--- GOAL OF THE EXERCISE ---
Please retype the records below exactly, leaving out any pictures.
• • • • •
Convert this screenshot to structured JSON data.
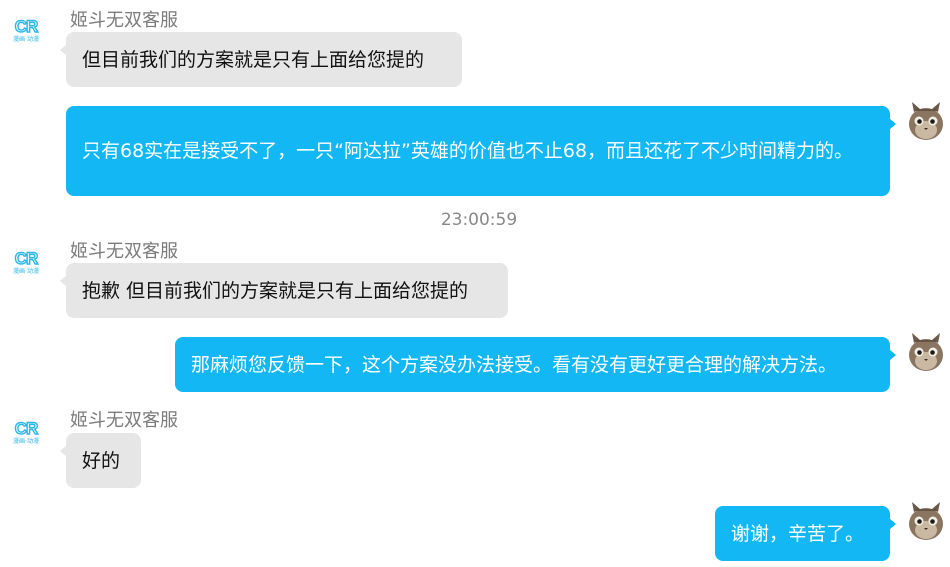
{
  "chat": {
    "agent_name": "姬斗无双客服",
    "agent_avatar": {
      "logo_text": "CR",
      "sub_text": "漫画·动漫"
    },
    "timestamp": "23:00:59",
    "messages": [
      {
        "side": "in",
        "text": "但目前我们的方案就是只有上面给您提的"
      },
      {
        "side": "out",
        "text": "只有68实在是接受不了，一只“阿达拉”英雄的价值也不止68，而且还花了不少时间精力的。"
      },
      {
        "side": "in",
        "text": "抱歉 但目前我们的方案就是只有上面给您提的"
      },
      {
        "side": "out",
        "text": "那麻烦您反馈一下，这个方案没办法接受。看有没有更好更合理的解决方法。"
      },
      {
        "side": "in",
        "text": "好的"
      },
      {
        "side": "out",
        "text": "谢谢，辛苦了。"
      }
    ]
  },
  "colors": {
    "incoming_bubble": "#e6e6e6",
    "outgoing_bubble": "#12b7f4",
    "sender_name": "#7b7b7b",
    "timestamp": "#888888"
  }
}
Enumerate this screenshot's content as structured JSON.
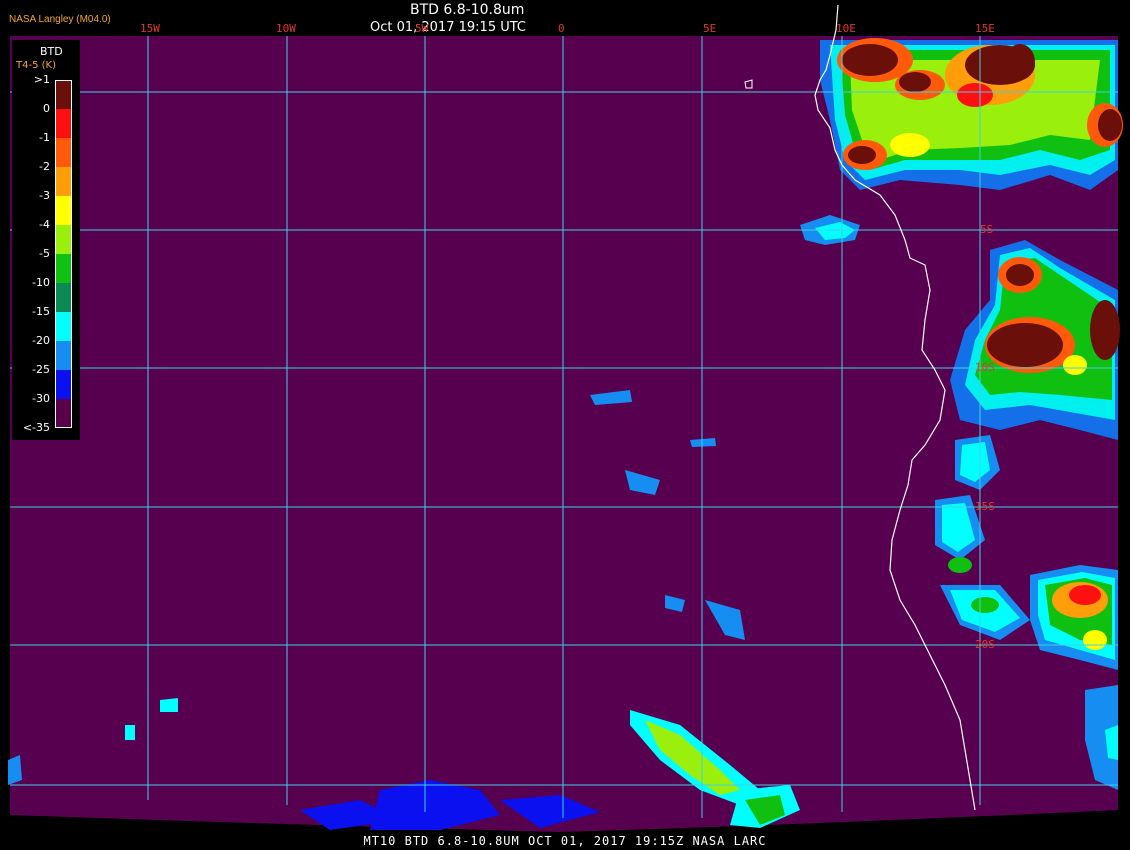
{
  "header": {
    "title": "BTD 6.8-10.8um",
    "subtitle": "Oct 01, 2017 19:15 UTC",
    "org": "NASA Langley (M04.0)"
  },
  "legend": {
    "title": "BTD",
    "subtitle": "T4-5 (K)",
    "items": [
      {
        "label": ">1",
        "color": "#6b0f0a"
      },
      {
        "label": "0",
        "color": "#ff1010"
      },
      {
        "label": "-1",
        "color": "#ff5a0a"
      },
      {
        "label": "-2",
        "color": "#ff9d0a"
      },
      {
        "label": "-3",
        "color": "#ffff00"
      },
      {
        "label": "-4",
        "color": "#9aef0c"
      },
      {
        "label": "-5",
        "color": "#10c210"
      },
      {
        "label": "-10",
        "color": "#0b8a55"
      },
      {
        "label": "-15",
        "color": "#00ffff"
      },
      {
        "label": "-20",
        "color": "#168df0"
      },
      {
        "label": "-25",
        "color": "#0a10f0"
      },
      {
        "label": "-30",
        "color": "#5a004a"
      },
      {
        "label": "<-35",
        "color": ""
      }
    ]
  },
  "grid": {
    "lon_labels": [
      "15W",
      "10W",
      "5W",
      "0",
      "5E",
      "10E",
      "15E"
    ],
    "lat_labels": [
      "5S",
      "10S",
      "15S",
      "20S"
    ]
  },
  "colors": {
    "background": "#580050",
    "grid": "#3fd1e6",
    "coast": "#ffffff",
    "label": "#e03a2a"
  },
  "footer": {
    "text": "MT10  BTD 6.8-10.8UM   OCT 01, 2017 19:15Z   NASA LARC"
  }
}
• • • • •
--- COMPLETED TASK ---
Convert this screenshot to structured JSON data.
{
  "chat": {
    "agent_name": "姬斗无双客服",
    "agent_avatar": {
      "logo_text": "CR",
      "sub_text": "漫画·动漫"
    },
    "timestamp": "23:00:59",
    "messages": [
      {
        "side": "in",
        "text": "但目前我们的方案就是只有上面给您提的"
      },
      {
        "side": "out",
        "text": "只有68实在是接受不了，一只“阿达拉”英雄的价值也不止68，而且还花了不少时间精力的。"
      },
      {
        "side": "in",
        "text": "抱歉 但目前我们的方案就是只有上面给您提的"
      },
      {
        "side": "out",
        "text": "那麻烦您反馈一下，这个方案没办法接受。看有没有更好更合理的解决方法。"
      },
      {
        "side": "in",
        "text": "好的"
      },
      {
        "side": "out",
        "text": "谢谢，辛苦了。"
      }
    ]
  },
  "colors": {
    "incoming_bubble": "#e6e6e6",
    "outgoing_bubble": "#12b7f4",
    "sender_name": "#7b7b7b",
    "timestamp": "#888888"
  }
}
Enumerate this screenshot's content as structured JSON.
{
  "header": {
    "title": "BTD 6.8-10.8um",
    "subtitle": "Oct 01, 2017 19:15 UTC",
    "org": "NASA Langley (M04.0)"
  },
  "legend": {
    "title": "BTD",
    "subtitle": "T4-5 (K)",
    "items": [
      {
        "label": ">1",
        "color": "#6b0f0a"
      },
      {
        "label": "0",
        "color": "#ff1010"
      },
      {
        "label": "-1",
        "color": "#ff5a0a"
      },
      {
        "label": "-2",
        "color": "#ff9d0a"
      },
      {
        "label": "-3",
        "color": "#ffff00"
      },
      {
        "label": "-4",
        "color": "#9aef0c"
      },
      {
        "label": "-5",
        "color": "#10c210"
      },
      {
        "label": "-10",
        "color": "#0b8a55"
      },
      {
        "label": "-15",
        "color": "#00ffff"
      },
      {
        "label": "-20",
        "color": "#168df0"
      },
      {
        "label": "-25",
        "color": "#0a10f0"
      },
      {
        "label": "-30",
        "color": "#5a004a"
      },
      {
        "label": "<-35",
        "color": ""
      }
    ]
  },
  "grid": {
    "lon_labels": [
      "15W",
      "10W",
      "5W",
      "0",
      "5E",
      "10E",
      "15E"
    ],
    "lat_labels": [
      "5S",
      "10S",
      "15S",
      "20S"
    ]
  },
  "colors": {
    "background": "#580050",
    "grid": "#3fd1e6",
    "coast": "#ffffff",
    "label": "#e03a2a"
  },
  "footer": {
    "text": "MT10  BTD 6.8-10.8UM   OCT 01, 2017 19:15Z   NASA LARC"
  }
}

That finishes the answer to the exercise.